◆ Data supplied:
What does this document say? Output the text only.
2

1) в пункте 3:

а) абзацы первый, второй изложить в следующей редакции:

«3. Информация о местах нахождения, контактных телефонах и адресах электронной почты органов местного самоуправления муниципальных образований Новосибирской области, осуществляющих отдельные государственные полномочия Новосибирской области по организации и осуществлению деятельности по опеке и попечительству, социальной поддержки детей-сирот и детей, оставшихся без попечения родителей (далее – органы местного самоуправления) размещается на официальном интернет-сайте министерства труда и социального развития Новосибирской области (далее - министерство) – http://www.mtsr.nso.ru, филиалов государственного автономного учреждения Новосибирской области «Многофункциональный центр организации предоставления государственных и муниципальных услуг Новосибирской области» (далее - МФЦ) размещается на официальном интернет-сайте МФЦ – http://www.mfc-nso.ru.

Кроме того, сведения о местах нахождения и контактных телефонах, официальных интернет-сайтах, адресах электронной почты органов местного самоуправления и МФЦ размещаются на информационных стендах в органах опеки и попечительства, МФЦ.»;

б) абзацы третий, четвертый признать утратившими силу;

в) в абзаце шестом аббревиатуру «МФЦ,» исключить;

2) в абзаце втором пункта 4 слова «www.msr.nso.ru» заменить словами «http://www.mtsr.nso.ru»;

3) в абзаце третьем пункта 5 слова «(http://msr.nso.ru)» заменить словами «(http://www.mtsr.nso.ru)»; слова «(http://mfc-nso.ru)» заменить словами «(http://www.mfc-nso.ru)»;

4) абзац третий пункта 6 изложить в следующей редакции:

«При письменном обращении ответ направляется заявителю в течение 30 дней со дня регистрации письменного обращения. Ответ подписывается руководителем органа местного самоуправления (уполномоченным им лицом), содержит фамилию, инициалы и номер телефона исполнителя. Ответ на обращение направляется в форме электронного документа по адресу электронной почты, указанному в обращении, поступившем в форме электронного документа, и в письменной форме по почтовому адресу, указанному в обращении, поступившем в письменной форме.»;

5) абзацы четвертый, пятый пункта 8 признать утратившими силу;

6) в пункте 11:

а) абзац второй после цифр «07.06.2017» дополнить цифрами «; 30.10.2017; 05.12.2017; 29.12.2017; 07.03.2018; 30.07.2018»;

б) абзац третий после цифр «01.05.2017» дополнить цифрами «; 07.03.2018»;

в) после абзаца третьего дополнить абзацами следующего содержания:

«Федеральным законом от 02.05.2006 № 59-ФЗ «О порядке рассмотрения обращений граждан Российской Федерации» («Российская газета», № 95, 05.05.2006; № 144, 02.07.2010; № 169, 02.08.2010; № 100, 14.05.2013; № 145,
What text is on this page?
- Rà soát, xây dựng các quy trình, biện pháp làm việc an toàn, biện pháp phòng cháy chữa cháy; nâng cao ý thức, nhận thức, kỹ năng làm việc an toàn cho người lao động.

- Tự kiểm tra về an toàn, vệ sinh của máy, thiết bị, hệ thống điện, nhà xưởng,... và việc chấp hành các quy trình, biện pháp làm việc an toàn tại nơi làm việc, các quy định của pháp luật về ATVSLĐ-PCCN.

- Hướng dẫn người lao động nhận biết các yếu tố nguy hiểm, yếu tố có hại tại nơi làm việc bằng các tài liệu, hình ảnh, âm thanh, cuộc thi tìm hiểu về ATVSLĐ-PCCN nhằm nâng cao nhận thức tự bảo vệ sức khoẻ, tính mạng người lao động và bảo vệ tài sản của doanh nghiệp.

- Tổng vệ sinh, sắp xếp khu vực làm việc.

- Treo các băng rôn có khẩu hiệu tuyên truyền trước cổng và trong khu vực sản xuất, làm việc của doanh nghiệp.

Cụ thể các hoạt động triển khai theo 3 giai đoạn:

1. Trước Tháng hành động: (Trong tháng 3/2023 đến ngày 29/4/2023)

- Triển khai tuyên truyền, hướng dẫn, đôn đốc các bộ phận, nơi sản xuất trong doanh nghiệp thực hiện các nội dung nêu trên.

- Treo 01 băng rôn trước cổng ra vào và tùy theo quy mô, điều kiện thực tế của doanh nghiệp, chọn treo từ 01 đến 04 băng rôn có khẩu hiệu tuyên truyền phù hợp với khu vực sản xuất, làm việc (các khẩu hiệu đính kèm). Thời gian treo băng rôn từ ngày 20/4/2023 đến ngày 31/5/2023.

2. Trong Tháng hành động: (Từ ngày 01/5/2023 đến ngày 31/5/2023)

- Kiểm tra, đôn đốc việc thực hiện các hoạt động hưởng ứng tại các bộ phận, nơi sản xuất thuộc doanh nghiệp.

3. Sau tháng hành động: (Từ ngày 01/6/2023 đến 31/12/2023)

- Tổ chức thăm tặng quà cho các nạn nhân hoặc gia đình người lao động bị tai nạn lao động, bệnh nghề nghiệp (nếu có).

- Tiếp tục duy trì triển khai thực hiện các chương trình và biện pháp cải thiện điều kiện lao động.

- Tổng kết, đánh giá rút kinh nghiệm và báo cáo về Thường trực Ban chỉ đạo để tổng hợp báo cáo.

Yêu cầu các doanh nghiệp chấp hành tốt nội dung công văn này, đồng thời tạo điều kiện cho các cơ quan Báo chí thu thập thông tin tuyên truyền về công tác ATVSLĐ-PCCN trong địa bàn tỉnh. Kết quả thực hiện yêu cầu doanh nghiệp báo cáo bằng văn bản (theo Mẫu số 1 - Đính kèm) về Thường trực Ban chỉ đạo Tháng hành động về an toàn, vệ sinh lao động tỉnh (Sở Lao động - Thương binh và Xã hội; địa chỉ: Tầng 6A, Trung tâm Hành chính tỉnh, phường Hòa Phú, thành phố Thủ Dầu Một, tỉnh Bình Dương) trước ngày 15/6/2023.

◆ Work to do:
Transcribe every entry exactly.

◆ Result for this task:
What does this document say? Output the text only.
2

1) в пункте 3:

а) абзацы первый, второй изложить в следующей редакции:

«3. Информация о местах нахождения, контактных телефонах и адресах электронной почты органов местного самоуправления муниципальных образований Новосибирской области, осуществляющих отдельные государственные полномочия Новосибирской области по организации и осуществлению деятельности по опеке и попечительству, социальной поддержки детей-сирот и детей, оставшихся без попечения родителей (далее – органы местного самоуправления) размещается на официальном интернет-сайте министерства труда и социального развития Новосибирской области (далее - министерство) – http://www.mtsr.nso.ru, филиалов государственного автономного учреждения Новосибирской области «Многофункциональный центр организации предоставления государственных и муниципальных услуг Новосибирской области» (далее - МФЦ) размещается на официальном интернет-сайте МФЦ – http://www.mfc-nso.ru.

Кроме того, сведения о местах нахождения и контактных телефонах, официальных интернет-сайтах, адресах электронной почты органов местного самоуправления и МФЦ размещаются на информационных стендах в органах опеки и попечительства, МФЦ.»;

б) абзацы третий, четвертый признать утратившими силу;

в) в абзаце шестом аббревиатуру «МФЦ,» исключить;

2) в абзаце втором пункта 4 слова «www.msr.nso.ru» заменить словами «http://www.mtsr.nso.ru»;

3) в абзаце третьем пункта 5 слова «(http://msr.nso.ru)» заменить словами «(http://www.mtsr.nso.ru)»; слова «(http://mfc-nso.ru)» заменить словами «(http://www.mfc-nso.ru)»;

4) абзац третий пункта 6 изложить в следующей редакции:

«При письменном обращении ответ направляется заявителю в течение 30 дней со дня регистрации письменного обращения. Ответ подписывается руководителем органа местного самоуправления (уполномоченным им лицом), содержит фамилию, инициалы и номер телефона исполнителя. Ответ на обращение направляется в форме электронного документа по адресу электронной почты, указанному в обращении, поступившем в форме электронного документа, и в письменной форме по почтовому адресу, указанному в обращении, поступившем в письменной форме.»;

5) абзацы четвертый, пятый пункта 8 признать утратившими силу;

6) в пункте 11:

а) абзац второй после цифр «07.06.2017» дополнить цифрами «; 30.10.2017; 05.12.2017; 29.12.2017; 07.03.2018; 30.07.2018»;

б) абзац третий после цифр «01.05.2017» дополнить цифрами «; 07.03.2018»;

в) после абзаца третьего дополнить абзацами следующего содержания:

«Федеральным законом от 02.05.2006 № 59-ФЗ «О порядке рассмотрения обращений граждан Российской Федерации» («Российская газета», № 95, 05.05.2006; № 144, 02.07.2010; № 169, 02.08.2010; № 100, 14.05.2013; № 145,
What text is on this page?
- Rà soát, xây dựng các quy trình, biện pháp làm việc an toàn, biện pháp phòng cháy chữa cháy; nâng cao ý thức, nhận thức, kỹ năng làm việc an toàn cho người lao động.

- Tự kiểm tra về an toàn, vệ sinh của máy, thiết bị, hệ thống điện, nhà xưởng,... và việc chấp hành các quy trình, biện pháp làm việc an toàn tại nơi làm việc, các quy định của pháp luật về ATVSLĐ-PCCN.

- Hướng dẫn người lao động nhận biết các yếu tố nguy hiểm, yếu tố có hại tại nơi làm việc bằng các tài liệu, hình ảnh, âm thanh, cuộc thi tìm hiểu về ATVSLĐ-PCCN nhằm nâng cao nhận thức tự bảo vệ sức khoẻ, tính mạng người lao động và bảo vệ tài sản của doanh nghiệp.

- Tổng vệ sinh, sắp xếp khu vực làm việc.

- Treo các băng rôn có khẩu hiệu tuyên truyền trước cổng và trong khu vực sản xuất, làm việc của doanh nghiệp.

Cụ thể các hoạt động triển khai theo 3 giai đoạn:

1. Trước Tháng hành động: (Trong tháng 3/2023 đến ngày 29/4/2023)

- Triển khai tuyên truyền, hướng dẫn, đôn đốc các bộ phận, nơi sản xuất trong doanh nghiệp thực hiện các nội dung nêu trên.

- Treo 01 băng rôn trước cổng ra vào và tùy theo quy mô, điều kiện thực tế của doanh nghiệp, chọn treo từ 01 đến 04 băng rôn có khẩu hiệu tuyên truyền phù hợp với khu vực sản xuất, làm việc (các khẩu hiệu đính kèm). Thời gian treo băng rôn từ ngày 20/4/2023 đến ngày 31/5/2023.

2. Trong Tháng hành động: (Từ ngày 01/5/2023 đến ngày 31/5/2023)

- Kiểm tra, đôn đốc việc thực hiện các hoạt động hưởng ứng tại các bộ phận, nơi sản xuất thuộc doanh nghiệp.

3. Sau tháng hành động: (Từ ngày 01/6/2023 đến 31/12/2023)

- Tổ chức thăm tặng quà cho các nạn nhân hoặc gia đình người lao động bị tai nạn lao động, bệnh nghề nghiệp (nếu có).

- Tiếp tục duy trì triển khai thực hiện các chương trình và biện pháp cải thiện điều kiện lao động.

- Tổng kết, đánh giá rút kinh nghiệm và báo cáo về Thường trực Ban chỉ đạo để tổng hợp báo cáo.

Yêu cầu các doanh nghiệp chấp hành tốt nội dung công văn này, đồng thời tạo điều kiện cho các cơ quan Báo chí thu thập thông tin tuyên truyền về công tác ATVSLĐ-PCCN trong địa bàn tỉnh. Kết quả thực hiện yêu cầu doanh nghiệp báo cáo bằng văn bản (theo Mẫu số 1 - Đính kèm) về Thường trực Ban chỉ đạo Tháng hành động về an toàn, vệ sinh lao động tỉnh (Sở Lao động - Thương binh và Xã hội; địa chỉ: Tầng 6A, Trung tâm Hành chính tỉnh, phường Hòa Phú, thành phố Thủ Dầu Một, tỉnh Bình Dương) trước ngày 15/6/2023.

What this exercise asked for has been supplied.